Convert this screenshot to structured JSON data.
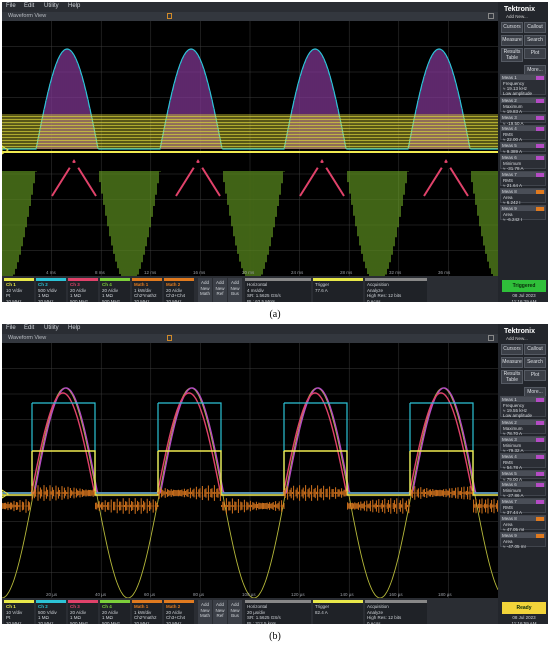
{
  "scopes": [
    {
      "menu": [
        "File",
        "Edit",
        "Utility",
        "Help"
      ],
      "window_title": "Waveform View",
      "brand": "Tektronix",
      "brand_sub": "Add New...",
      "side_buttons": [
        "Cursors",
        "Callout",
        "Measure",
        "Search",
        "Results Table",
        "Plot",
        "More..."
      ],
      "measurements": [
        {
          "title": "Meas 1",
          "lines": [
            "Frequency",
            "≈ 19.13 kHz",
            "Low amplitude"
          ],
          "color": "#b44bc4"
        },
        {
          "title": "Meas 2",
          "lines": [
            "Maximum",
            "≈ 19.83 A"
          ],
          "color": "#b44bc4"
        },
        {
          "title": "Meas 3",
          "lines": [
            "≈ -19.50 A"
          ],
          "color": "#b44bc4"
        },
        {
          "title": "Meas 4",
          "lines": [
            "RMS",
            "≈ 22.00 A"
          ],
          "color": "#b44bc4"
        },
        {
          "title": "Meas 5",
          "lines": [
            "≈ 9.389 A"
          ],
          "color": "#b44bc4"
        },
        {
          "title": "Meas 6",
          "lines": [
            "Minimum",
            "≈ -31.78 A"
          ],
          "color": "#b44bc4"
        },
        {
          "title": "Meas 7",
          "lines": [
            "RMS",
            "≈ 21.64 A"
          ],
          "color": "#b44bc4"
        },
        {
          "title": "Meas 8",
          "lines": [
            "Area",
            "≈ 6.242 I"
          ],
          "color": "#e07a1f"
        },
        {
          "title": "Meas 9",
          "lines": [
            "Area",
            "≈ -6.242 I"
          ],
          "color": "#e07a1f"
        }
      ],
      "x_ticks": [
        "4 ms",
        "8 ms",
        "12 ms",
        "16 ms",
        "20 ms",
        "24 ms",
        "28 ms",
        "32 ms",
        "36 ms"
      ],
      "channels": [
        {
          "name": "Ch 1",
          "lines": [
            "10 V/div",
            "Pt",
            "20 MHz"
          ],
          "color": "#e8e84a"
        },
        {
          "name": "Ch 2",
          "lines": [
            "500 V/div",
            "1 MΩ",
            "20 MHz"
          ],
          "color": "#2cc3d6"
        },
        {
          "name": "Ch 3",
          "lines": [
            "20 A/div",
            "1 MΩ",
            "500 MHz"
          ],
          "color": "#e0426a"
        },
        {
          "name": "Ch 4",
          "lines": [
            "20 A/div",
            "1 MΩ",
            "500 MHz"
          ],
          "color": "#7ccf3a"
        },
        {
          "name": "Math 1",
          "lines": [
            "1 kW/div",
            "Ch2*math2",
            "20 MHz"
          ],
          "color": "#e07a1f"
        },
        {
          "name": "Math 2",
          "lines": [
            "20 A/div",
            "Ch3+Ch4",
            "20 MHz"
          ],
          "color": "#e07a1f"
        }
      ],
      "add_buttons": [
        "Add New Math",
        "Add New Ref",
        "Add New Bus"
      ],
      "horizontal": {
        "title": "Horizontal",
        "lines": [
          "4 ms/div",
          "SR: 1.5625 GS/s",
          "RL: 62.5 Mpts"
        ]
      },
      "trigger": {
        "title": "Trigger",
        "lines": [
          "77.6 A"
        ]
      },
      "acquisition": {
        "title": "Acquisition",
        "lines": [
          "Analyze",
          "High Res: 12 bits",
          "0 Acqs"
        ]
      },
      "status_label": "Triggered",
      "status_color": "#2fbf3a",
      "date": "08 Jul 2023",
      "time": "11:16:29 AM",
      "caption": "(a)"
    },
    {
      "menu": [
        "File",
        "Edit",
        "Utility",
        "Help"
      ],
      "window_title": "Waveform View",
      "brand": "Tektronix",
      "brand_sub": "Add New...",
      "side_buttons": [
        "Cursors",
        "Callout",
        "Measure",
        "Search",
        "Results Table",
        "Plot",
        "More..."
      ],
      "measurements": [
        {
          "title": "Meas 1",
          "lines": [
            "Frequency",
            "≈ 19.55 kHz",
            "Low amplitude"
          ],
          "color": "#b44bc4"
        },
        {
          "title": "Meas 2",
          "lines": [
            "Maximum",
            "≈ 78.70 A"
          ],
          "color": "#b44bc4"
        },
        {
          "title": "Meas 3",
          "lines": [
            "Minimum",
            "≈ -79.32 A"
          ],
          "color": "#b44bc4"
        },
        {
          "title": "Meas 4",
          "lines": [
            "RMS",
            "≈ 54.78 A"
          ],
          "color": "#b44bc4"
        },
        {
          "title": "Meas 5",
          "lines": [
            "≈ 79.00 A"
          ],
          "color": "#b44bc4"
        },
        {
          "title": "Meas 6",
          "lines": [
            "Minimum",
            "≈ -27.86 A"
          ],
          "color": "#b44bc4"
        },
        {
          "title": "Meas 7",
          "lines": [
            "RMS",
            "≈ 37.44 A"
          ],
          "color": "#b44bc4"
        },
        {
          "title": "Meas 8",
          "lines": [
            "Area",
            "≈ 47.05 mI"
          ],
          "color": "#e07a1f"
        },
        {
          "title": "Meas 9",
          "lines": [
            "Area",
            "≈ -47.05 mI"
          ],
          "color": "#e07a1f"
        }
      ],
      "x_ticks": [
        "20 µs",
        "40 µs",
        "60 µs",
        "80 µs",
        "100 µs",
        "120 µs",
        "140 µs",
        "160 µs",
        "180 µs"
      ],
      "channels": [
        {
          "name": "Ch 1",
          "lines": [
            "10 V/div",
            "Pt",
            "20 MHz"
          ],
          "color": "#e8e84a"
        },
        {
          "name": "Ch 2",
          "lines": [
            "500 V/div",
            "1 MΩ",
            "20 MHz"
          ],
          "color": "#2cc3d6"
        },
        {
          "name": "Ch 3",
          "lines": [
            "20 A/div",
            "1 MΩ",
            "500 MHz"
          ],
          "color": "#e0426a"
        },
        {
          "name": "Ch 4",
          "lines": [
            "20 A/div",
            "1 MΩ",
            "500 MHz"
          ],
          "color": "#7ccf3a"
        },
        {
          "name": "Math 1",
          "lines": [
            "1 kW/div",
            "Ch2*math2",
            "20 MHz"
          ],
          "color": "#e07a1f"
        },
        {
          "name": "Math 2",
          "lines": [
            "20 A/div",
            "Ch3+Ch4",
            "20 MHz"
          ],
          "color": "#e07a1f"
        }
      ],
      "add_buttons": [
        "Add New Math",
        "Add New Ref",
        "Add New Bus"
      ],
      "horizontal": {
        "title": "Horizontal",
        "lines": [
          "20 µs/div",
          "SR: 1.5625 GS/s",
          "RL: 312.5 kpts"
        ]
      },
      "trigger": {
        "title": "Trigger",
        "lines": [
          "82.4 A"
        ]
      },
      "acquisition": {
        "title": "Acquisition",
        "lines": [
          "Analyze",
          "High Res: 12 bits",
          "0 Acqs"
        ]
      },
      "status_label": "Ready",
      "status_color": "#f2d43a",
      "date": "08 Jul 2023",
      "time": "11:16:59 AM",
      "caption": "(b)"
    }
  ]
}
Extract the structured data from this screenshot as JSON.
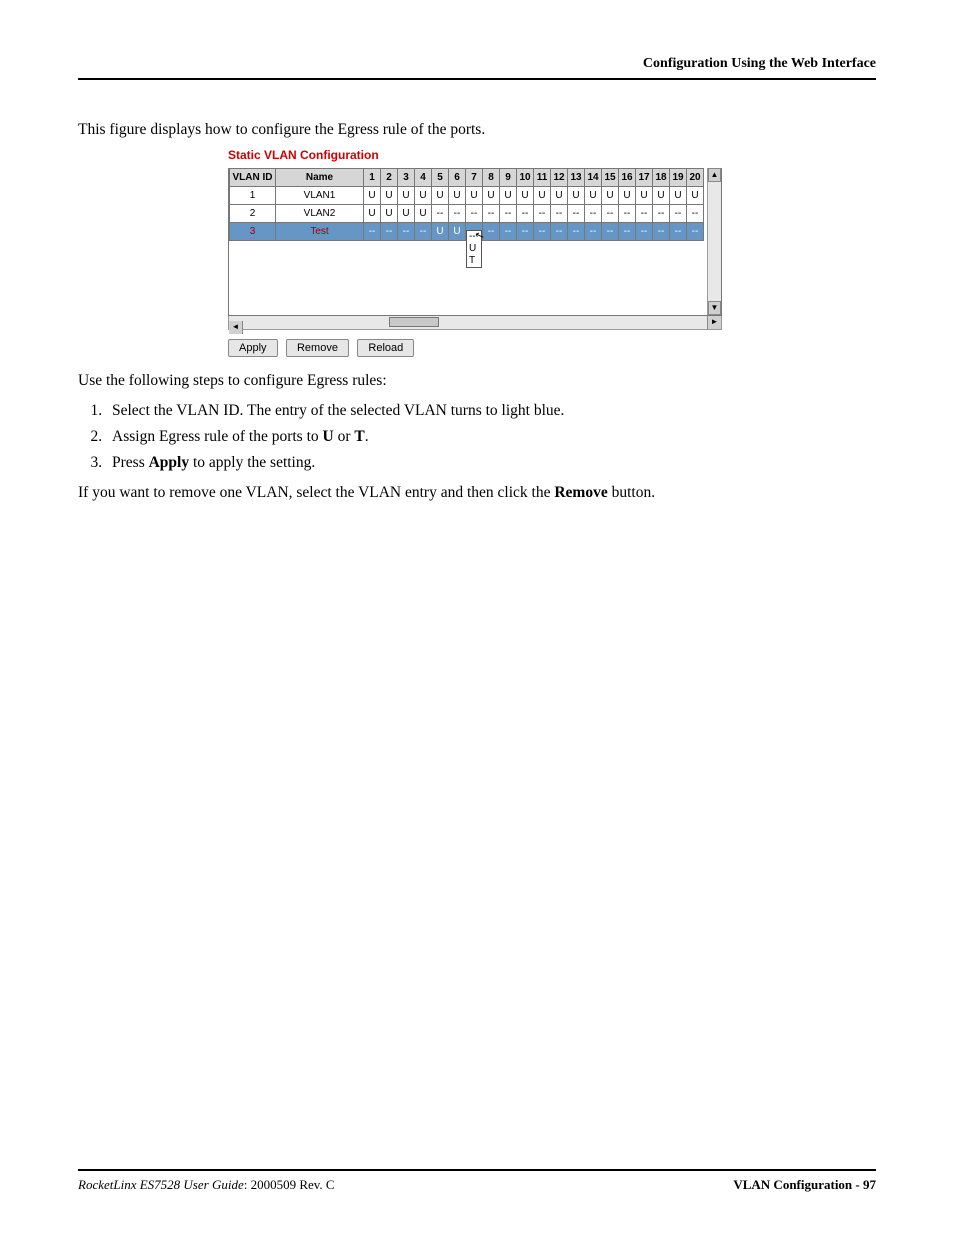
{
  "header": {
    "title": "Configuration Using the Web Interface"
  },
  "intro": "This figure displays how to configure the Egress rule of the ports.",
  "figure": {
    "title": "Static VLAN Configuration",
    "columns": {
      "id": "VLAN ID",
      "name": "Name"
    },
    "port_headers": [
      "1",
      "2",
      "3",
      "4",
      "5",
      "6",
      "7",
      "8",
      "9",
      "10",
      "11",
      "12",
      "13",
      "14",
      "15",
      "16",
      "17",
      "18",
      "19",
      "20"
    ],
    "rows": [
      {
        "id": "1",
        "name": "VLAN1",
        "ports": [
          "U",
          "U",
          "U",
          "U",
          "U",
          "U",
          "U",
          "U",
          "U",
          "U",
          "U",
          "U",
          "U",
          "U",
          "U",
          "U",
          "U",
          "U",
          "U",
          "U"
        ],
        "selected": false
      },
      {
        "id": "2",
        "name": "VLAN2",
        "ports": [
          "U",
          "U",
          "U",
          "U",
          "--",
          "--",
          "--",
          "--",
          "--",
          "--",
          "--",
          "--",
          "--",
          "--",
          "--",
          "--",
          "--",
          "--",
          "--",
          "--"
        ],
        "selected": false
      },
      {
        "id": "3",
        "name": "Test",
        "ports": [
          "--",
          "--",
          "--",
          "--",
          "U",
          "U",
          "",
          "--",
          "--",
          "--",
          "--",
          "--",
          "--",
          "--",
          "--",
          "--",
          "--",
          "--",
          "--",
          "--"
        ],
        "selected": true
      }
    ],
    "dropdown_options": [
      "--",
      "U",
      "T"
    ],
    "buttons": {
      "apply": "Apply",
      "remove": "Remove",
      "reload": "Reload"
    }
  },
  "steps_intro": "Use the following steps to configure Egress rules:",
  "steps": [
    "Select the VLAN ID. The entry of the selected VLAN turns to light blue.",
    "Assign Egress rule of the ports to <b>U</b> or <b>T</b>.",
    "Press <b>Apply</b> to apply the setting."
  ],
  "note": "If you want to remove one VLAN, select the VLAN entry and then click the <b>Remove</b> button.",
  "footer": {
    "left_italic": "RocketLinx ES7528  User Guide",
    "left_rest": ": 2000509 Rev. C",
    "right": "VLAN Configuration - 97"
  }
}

————————

Short problem ::
Read through the entries and copy each line in which "apply" appears.

Output for this exercise ::
      "apply": "Apply",
    "Press <b>Apply</b> to apply the setting."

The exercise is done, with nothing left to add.